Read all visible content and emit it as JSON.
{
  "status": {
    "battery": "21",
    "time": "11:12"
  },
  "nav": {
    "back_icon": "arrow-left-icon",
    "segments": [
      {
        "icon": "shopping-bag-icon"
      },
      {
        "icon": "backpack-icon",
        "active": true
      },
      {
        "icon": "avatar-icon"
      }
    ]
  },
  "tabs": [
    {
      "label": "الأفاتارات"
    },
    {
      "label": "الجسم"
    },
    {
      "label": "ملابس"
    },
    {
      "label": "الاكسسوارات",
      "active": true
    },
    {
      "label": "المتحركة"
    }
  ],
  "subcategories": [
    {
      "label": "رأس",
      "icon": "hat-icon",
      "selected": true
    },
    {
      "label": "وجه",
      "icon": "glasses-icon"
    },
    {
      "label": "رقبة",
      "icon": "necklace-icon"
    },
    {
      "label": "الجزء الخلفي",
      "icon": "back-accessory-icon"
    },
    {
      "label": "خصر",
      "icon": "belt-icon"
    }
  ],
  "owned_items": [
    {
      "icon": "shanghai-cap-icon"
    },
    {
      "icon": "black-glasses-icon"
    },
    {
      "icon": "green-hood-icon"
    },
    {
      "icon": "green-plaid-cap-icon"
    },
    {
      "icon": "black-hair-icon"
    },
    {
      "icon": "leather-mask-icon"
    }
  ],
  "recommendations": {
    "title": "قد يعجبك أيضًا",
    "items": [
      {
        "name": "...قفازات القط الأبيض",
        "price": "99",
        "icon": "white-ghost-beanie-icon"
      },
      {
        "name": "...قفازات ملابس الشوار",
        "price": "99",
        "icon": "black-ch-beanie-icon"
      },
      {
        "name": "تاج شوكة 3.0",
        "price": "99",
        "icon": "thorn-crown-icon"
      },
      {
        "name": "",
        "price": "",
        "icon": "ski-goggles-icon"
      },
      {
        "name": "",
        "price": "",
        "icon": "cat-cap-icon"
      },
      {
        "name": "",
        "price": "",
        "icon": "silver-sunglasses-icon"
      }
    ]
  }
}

--

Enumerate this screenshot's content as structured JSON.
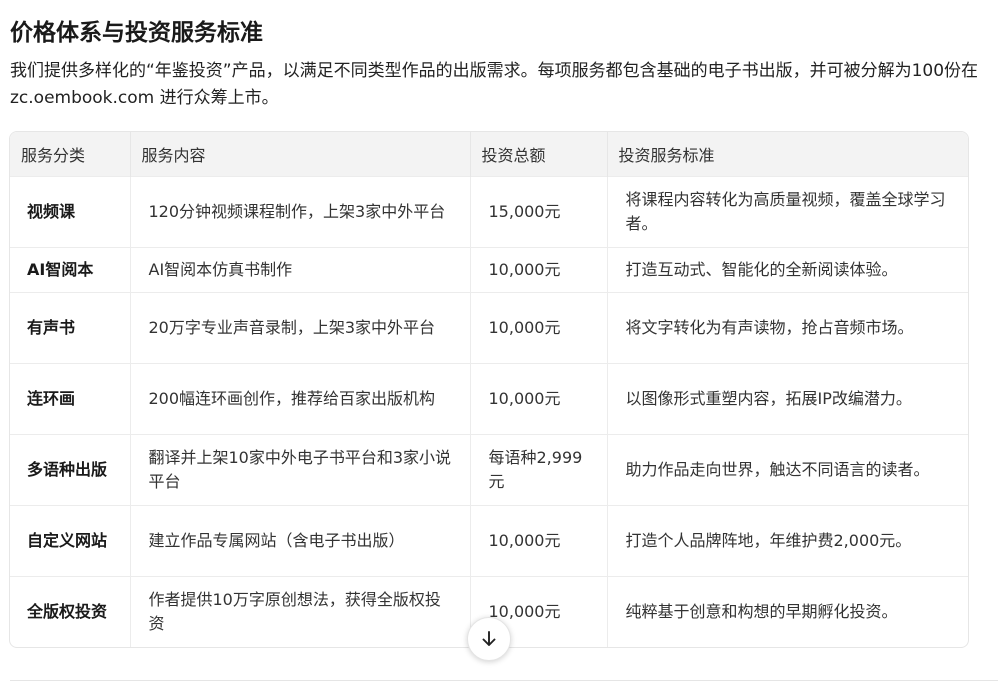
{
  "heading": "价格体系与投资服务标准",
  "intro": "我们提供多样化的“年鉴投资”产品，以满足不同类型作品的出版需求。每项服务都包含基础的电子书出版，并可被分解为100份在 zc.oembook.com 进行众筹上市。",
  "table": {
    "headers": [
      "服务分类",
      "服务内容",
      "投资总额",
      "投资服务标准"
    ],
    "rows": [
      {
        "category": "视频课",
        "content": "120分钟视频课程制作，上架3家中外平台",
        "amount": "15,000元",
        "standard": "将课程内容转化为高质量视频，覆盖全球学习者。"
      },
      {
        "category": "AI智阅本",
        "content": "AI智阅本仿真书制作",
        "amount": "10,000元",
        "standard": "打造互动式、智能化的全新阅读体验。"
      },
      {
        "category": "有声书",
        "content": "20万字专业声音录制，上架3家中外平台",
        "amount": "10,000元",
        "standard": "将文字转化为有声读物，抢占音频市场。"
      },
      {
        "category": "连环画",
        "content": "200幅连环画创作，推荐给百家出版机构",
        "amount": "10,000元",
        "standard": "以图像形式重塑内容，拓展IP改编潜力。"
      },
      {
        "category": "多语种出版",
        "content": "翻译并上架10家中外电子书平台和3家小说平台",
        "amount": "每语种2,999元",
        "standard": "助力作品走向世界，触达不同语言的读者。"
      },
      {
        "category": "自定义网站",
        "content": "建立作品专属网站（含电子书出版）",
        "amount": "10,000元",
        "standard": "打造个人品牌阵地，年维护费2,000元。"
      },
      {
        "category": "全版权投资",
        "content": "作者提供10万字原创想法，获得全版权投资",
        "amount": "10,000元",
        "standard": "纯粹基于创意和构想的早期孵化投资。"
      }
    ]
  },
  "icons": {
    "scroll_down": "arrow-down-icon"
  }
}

* Task instructions *
Locate the string "category" in the listing above and copy every line where it occurs.

* Complete answer *
        "category": "视频课",
        "category": "AI智阅本",
        "category": "有声书",
        "category": "连环画",
        "category": "多语种出版",
        "category": "自定义网站",
        "category": "全版权投资",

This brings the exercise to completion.